WORK TO DO
Return the data exactly, with all pictures removed.

Data records:
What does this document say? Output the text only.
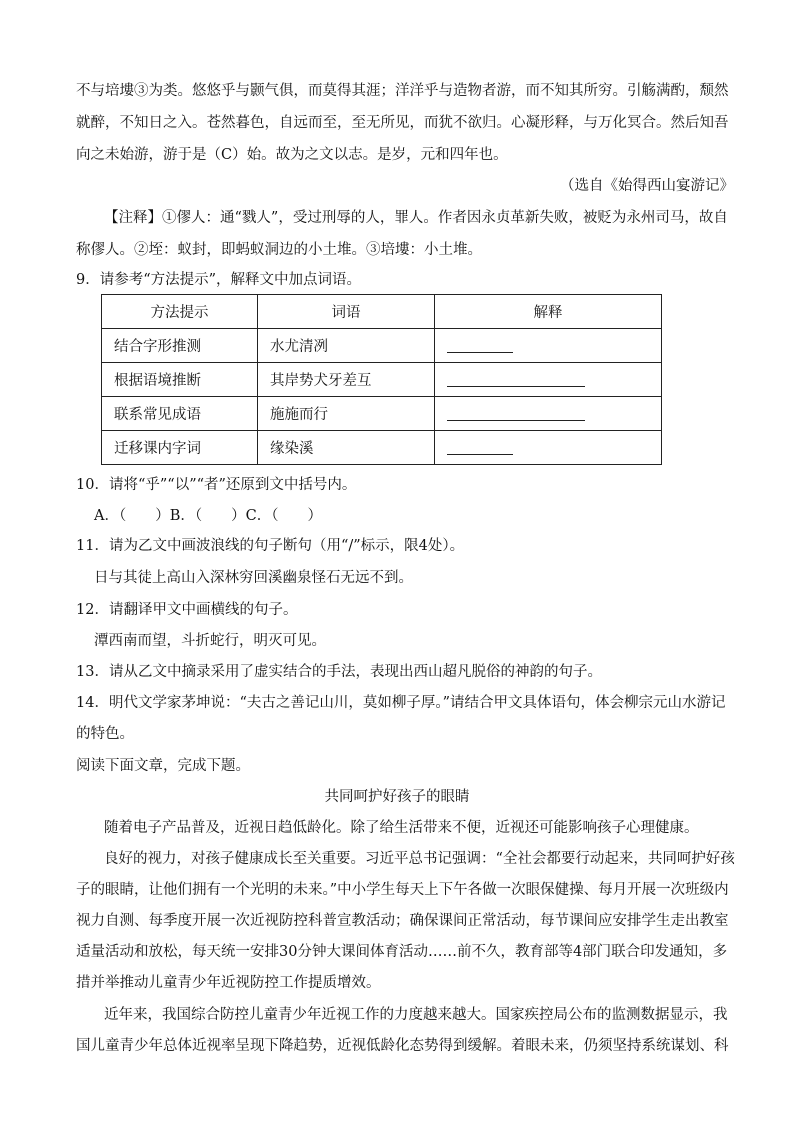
不与培塿③为类。悠悠乎与颢气俱，而莫得其涯；洋洋乎与造物者游，而不知其所穷。引觞满酌，颓然
就醉，不知日之入。苍然暮色，自远而至，至无所见，而犹不欲归。心凝形释，与万化冥合。然后知吾
向之未始游，游于是（C）始。故为之文以志。是岁，元和四年也。
（选自《始得西山宴游记》
【注释】①僇人：通“戮人”，受过刑辱的人，罪人。作者因永贞革新失败，被贬为永州司马，故自
称僇人。②垤：蚁封，即蚂蚁洞边的小土堆。③培塿：小土堆。
9．请参考“方法提示”，解释文中加点词语。
方法提示	词语	解释
结合字形推测	水尤清冽	
根据语境推断	其岸势犬牙差互	
联系常见成语	施施而行	
迁移课内字词	缘染溪	
10．请将“乎”“以”“者”还原到文中括号内。
A．（　　）B．（　　）C．（　　）
11．请为乙文中画波浪线的句子断句（用“/”标示，限4处）。
日与其徒上高山入深林穷回溪幽泉怪石无远不到。
12．请翻译甲文中画横线的句子。
潭西南而望，斗折蛇行，明灭可见。
13．请从乙文中摘录采用了虚实结合的手法，表现出西山超凡脱俗的神韵的句子。
14．明代文学家茅坤说：“夫古之善记山川，莫如柳子厚。”请结合甲文具体语句，体会柳宗元山水游记
的特色。
阅读下面文章，完成下题。
共同呵护好孩子的眼睛
随着电子产品普及，近视日趋低龄化。除了给生活带来不便，近视还可能影响孩子心理健康。
良好的视力，对孩子健康成长至关重要。习近平总书记强调：“全社会都要行动起来，共同呵护好孩
子的眼睛，让他们拥有一个光明的未来。”中小学生每天上下午各做一次眼保健操、每月开展一次班级内
视力自测、每季度开展一次近视防控科普宣教活动；确保课间正常活动，每节课间应安排学生走出教室
适量活动和放松，每天统一安排30分钟大课间体育活动……前不久，教育部等4部门联合印发通知，多
措并举推动儿童青少年近视防控工作提质增效。
近年来，我国综合防控儿童青少年近视工作的力度越来越大。国家疾控局公布的监测数据显示，我
国儿童青少年总体近视率呈现下降趋势，近视低龄化态势得到缓解。着眼未来，仍须坚持系统谋划、科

ANSWER TO THE EXERCISE
What does this document say? Output the text only.
不与培塿③为类。悠悠乎与颢气俱，而莫得其涯；洋洋乎与造物者游，而不知其所穷。引觞满酌，颓然
就醉，不知日之入。苍然暮色，自远而至，至无所见，而犹不欲归。心凝形释，与万化冥合。然后知吾
向之未始游，游于是（C）始。故为之文以志。是岁，元和四年也。
（选自《始得西山宴游记》
【注释】①僇人：通“戮人”，受过刑辱的人，罪人。作者因永贞革新失败，被贬为永州司马，故自
称僇人。②垤：蚁封，即蚂蚁洞边的小土堆。③培塿：小土堆。
9．请参考“方法提示”，解释文中加点词语。
方法提示	词语	解释
结合字形推测	水尤清冽	
根据语境推断	其岸势犬牙差互	
联系常见成语	施施而行	
迁移课内字词	缘染溪	
10．请将“乎”“以”“者”还原到文中括号内。
A．（　　）B．（　　）C．（　　）
11．请为乙文中画波浪线的句子断句（用“/”标示，限4处）。
日与其徒上高山入深林穷回溪幽泉怪石无远不到。
12．请翻译甲文中画横线的句子。
潭西南而望，斗折蛇行，明灭可见。
13．请从乙文中摘录采用了虚实结合的手法，表现出西山超凡脱俗的神韵的句子。
14．明代文学家茅坤说：“夫古之善记山川，莫如柳子厚。”请结合甲文具体语句，体会柳宗元山水游记
的特色。
阅读下面文章，完成下题。
共同呵护好孩子的眼睛
随着电子产品普及，近视日趋低龄化。除了给生活带来不便，近视还可能影响孩子心理健康。
良好的视力，对孩子健康成长至关重要。习近平总书记强调：“全社会都要行动起来，共同呵护好孩
子的眼睛，让他们拥有一个光明的未来。”中小学生每天上下午各做一次眼保健操、每月开展一次班级内
视力自测、每季度开展一次近视防控科普宣教活动；确保课间正常活动，每节课间应安排学生走出教室
适量活动和放松，每天统一安排30分钟大课间体育活动……前不久，教育部等4部门联合印发通知，多
措并举推动儿童青少年近视防控工作提质增效。
近年来，我国综合防控儿童青少年近视工作的力度越来越大。国家疾控局公布的监测数据显示，我
国儿童青少年总体近视率呈现下降趋势，近视低龄化态势得到缓解。着眼未来，仍须坚持系统谋划、科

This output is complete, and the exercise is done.